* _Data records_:
--------------------------------

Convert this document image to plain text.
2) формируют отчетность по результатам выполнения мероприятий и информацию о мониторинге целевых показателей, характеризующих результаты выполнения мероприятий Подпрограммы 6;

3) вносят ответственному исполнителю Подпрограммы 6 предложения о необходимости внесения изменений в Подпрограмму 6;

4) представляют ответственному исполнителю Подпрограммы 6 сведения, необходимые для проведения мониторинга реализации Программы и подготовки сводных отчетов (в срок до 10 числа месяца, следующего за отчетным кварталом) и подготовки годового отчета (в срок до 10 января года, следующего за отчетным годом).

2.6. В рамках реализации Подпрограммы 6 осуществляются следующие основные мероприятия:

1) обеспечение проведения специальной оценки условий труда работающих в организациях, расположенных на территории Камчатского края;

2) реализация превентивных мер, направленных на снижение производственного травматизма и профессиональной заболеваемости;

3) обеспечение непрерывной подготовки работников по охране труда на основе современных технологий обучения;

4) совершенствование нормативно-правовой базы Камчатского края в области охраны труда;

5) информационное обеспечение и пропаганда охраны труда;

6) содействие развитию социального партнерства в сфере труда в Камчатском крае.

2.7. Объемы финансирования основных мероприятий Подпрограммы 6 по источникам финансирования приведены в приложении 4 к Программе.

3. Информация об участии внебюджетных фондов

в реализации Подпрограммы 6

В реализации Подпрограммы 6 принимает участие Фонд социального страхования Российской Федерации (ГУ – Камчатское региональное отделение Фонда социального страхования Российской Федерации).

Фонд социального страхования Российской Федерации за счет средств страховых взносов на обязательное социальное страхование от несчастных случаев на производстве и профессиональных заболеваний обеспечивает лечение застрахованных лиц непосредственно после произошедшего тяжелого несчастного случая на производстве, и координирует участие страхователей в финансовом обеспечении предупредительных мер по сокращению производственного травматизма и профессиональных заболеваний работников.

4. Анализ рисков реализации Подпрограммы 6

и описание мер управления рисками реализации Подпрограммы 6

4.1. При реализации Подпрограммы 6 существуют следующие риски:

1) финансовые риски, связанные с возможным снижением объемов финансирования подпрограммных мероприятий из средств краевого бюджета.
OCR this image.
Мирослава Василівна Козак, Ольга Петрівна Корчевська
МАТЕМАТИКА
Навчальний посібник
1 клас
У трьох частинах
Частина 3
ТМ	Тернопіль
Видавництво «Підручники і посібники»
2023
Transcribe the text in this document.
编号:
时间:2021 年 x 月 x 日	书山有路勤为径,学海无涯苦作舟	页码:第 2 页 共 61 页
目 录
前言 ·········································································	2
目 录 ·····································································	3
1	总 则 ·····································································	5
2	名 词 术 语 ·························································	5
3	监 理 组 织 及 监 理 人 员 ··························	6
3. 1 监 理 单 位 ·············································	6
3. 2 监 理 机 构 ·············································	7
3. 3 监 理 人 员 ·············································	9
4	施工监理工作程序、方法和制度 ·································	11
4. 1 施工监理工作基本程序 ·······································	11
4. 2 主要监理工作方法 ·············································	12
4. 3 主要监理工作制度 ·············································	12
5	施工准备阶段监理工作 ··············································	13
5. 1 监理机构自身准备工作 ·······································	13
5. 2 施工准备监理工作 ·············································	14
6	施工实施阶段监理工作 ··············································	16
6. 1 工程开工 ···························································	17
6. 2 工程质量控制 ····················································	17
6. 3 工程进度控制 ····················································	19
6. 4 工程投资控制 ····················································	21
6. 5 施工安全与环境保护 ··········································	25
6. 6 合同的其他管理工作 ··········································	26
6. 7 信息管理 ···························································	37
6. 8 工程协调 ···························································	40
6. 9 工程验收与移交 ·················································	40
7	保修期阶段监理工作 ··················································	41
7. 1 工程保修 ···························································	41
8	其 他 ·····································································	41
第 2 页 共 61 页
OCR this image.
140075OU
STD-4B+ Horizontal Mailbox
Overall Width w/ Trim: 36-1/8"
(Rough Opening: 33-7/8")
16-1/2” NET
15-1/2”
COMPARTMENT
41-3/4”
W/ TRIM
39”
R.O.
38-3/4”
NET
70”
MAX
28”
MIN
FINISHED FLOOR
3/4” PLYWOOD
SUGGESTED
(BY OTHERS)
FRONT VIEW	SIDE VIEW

--------------------------------

* _What you will do_: Extract, from the material above, each line holding the word "Российской".

* _Exercise result_:
В реализации Подпрограммы 6 принимает участие Фонд социального страхования Российской Федерации (ГУ – Камчатское региональное отделение Фонда социального страхования Российской Федерации).
Фонд социального страхования Российской Федерации за счет средств страховых взносов на обязательное социальное страхование от несчастных случаев на производстве и профессиональных заболеваний обеспечивает лечение застрахованных лиц непосредственно после произошедшего тяжелого несчастного случая на производстве, и координирует участие страхователей в финансовом обеспечении предупредительных мер по сокращению производственного травматизма и профессиональных заболеваний работников.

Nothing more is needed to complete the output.